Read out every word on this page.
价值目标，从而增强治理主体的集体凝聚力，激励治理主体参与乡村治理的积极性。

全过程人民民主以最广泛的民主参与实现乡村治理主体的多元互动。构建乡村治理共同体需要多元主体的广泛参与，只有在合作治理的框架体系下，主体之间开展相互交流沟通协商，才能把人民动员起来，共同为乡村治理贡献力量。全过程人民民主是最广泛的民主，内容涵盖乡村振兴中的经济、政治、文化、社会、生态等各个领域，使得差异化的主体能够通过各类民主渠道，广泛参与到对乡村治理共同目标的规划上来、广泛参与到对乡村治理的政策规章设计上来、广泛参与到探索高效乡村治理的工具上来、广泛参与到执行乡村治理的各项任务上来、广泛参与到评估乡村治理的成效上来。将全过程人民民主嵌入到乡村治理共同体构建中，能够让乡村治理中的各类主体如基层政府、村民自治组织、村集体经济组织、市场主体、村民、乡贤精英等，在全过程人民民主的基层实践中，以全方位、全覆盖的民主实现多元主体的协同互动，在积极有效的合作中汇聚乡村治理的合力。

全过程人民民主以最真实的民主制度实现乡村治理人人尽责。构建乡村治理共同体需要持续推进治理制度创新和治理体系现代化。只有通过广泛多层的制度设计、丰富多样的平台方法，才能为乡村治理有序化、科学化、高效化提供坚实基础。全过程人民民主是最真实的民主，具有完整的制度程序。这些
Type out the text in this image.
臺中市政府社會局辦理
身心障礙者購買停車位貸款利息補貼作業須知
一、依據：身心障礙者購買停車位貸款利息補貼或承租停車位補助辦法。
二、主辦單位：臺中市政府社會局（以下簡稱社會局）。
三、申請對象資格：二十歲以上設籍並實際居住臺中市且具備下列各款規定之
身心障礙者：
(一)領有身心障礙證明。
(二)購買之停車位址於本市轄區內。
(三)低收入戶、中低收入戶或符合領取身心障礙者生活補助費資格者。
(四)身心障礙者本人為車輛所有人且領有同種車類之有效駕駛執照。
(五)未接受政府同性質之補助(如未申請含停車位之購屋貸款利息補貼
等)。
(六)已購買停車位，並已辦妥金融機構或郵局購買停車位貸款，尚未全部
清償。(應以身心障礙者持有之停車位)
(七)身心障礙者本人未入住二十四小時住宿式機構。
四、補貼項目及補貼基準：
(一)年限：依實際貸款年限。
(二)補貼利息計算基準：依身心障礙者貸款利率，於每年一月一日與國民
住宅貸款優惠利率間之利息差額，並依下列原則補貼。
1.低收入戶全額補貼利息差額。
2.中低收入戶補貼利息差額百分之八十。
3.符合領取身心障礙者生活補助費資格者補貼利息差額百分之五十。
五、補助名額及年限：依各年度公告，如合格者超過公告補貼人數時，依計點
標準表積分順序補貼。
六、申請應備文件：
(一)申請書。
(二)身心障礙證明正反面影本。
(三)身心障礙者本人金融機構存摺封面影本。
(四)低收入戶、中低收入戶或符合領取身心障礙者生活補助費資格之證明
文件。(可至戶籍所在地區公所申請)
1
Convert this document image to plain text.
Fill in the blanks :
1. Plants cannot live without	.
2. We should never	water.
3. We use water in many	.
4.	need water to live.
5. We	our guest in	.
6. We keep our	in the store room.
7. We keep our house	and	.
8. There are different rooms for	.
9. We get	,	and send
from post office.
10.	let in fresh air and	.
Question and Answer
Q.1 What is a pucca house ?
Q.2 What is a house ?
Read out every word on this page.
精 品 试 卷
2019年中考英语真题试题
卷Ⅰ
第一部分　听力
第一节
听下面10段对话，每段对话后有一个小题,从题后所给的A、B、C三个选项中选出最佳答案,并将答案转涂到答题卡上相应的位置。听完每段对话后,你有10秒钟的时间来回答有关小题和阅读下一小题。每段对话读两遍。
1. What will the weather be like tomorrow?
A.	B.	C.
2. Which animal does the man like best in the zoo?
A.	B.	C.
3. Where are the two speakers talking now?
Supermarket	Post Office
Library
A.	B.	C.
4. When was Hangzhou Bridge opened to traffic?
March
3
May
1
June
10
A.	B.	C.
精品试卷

=======

§ **Task**: Take each line of the material that contains the word "like" and list it.

§ **Complete response**:
1. What will the weather be like tomorrow?
2. Which animal does the man like best in the zoo?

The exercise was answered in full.